• Your task
Sift the listing for lines that hold the string "type" and pull them out.

[Figure contents as structured data]
>> begin
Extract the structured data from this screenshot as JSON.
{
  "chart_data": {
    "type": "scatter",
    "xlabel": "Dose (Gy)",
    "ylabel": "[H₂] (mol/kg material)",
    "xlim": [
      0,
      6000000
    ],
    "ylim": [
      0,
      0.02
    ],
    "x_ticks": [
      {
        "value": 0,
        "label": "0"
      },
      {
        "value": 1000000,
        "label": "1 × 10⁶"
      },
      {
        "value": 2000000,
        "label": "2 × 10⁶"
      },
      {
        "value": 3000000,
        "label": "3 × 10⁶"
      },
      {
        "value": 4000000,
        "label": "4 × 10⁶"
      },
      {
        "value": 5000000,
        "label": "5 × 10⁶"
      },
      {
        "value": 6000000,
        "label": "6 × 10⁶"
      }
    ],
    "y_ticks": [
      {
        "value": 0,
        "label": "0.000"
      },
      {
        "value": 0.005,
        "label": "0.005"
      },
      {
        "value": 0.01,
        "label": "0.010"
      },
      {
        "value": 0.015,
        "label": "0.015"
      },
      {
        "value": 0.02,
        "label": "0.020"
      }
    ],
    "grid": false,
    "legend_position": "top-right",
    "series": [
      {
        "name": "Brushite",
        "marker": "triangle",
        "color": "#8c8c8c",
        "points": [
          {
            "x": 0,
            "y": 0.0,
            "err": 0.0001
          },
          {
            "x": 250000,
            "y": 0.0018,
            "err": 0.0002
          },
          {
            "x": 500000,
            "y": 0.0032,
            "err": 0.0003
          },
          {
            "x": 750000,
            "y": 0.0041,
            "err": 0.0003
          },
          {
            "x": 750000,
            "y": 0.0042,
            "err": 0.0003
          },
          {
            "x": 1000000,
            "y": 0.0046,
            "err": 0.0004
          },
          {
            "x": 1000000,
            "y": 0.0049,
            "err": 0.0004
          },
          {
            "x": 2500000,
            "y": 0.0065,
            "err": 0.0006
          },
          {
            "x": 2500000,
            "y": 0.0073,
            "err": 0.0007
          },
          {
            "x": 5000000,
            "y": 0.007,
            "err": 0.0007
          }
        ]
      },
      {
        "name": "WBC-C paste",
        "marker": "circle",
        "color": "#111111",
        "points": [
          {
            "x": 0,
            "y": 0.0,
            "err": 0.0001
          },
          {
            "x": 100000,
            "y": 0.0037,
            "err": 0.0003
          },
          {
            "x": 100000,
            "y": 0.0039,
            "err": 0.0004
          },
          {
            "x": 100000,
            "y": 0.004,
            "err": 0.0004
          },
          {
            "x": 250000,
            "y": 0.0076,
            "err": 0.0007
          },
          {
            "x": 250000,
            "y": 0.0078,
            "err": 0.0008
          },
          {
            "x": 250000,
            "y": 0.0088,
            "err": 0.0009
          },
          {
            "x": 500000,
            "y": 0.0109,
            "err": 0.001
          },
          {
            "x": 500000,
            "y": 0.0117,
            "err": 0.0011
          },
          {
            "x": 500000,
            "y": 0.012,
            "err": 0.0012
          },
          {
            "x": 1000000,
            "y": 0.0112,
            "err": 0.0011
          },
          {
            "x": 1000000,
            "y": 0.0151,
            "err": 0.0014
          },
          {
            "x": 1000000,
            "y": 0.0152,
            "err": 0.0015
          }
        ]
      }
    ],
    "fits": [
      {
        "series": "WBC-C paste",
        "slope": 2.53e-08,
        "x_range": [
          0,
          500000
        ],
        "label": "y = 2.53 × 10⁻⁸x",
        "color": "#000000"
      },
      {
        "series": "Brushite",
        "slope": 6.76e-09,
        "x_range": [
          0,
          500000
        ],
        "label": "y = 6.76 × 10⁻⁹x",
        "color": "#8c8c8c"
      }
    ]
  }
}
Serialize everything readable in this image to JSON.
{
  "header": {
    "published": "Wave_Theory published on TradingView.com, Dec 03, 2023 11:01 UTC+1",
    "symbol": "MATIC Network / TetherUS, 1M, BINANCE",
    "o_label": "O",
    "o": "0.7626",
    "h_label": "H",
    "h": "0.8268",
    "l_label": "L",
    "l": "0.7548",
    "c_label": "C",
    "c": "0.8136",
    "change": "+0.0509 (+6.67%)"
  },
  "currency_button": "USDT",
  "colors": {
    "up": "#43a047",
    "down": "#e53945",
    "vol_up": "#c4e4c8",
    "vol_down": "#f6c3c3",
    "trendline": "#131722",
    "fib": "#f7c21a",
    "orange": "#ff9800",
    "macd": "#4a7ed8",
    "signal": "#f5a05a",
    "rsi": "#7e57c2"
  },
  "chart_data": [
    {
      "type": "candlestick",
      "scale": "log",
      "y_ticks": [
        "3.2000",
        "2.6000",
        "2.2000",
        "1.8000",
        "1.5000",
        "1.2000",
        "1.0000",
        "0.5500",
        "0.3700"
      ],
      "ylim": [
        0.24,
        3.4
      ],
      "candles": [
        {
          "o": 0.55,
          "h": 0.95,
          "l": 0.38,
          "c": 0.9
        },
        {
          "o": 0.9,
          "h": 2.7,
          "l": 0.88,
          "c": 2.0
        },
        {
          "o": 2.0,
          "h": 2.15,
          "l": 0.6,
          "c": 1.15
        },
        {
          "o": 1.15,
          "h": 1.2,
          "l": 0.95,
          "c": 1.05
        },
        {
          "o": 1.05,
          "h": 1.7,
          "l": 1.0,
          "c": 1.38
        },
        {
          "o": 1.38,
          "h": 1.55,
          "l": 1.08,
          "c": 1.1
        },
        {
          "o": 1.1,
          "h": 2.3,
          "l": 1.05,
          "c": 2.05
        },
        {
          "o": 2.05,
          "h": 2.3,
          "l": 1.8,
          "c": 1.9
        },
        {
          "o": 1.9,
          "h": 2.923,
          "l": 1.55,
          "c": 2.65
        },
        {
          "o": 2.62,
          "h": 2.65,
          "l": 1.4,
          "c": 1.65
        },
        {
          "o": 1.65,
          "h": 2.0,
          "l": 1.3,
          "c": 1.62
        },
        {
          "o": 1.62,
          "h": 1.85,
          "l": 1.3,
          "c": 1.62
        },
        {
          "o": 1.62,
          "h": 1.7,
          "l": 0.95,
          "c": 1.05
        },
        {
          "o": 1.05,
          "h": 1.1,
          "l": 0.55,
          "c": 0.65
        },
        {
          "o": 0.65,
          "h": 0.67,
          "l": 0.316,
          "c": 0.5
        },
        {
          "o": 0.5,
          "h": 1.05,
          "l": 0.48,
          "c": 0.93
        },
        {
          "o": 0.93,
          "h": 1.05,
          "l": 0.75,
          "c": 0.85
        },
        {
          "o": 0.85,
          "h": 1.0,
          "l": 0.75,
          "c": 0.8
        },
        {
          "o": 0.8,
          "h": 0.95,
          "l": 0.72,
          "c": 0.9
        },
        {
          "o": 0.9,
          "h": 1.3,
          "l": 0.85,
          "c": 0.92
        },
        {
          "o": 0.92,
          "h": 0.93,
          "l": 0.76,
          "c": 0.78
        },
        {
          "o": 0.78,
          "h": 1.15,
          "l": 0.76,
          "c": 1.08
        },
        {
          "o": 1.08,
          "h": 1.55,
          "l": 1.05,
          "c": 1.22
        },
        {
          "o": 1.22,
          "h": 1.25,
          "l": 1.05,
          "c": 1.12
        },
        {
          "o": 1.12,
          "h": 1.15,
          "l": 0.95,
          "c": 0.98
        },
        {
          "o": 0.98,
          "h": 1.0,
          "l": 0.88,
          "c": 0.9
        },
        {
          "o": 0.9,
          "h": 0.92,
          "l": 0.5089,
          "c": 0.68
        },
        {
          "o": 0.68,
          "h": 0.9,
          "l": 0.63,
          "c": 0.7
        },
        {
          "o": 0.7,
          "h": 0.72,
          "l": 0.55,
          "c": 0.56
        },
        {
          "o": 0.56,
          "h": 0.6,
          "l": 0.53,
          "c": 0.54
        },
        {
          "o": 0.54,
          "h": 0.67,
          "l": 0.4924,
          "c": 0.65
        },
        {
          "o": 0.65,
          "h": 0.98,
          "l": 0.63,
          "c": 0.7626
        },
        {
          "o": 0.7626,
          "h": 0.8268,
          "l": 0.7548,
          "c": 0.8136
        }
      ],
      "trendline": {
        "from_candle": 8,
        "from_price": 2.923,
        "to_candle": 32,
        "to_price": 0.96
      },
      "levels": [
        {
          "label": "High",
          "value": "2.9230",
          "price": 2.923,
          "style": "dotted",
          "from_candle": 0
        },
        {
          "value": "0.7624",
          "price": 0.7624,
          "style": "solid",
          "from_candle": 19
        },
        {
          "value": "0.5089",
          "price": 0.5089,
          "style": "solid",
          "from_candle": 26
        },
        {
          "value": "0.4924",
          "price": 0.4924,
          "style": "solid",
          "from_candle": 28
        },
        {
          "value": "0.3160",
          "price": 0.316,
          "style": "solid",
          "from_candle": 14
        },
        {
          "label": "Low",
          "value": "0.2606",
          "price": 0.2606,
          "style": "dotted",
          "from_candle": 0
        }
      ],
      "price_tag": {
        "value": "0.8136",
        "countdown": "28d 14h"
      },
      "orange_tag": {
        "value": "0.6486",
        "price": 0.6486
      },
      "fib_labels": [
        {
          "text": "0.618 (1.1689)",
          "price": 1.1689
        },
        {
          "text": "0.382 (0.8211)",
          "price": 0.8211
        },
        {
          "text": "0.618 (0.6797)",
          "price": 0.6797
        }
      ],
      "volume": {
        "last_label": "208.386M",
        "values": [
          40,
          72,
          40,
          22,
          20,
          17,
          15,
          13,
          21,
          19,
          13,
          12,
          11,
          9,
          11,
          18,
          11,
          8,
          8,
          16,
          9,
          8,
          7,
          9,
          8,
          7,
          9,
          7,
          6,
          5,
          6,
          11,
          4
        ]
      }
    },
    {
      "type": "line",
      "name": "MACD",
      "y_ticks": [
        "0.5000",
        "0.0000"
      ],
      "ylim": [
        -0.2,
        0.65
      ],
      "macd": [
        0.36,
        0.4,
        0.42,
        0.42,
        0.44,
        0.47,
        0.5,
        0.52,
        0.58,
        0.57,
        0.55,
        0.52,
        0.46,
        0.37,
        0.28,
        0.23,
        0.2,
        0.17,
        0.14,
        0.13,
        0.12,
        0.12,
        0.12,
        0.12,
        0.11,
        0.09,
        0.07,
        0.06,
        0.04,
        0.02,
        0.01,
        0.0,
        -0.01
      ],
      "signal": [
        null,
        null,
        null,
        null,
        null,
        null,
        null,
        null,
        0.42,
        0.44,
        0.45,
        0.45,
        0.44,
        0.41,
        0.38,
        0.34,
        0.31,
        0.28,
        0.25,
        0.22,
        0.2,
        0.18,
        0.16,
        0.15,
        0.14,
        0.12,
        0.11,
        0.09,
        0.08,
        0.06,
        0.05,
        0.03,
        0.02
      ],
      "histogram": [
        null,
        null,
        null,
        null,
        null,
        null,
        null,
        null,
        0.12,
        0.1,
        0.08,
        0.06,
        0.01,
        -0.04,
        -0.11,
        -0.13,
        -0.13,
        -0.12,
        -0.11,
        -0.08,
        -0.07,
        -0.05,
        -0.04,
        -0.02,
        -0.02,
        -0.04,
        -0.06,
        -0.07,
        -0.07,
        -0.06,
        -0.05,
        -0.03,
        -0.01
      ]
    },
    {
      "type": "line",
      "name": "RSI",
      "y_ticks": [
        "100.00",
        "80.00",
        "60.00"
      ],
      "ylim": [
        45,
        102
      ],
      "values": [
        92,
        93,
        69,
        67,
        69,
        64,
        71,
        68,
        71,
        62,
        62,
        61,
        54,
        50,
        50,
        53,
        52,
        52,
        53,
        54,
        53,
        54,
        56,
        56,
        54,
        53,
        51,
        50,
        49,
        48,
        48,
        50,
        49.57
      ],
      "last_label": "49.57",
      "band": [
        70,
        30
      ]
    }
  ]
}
>> end
• Solved problem
    "type": "scatter",
      "type": "candlestick",
      "type": "line",
      "type": "line",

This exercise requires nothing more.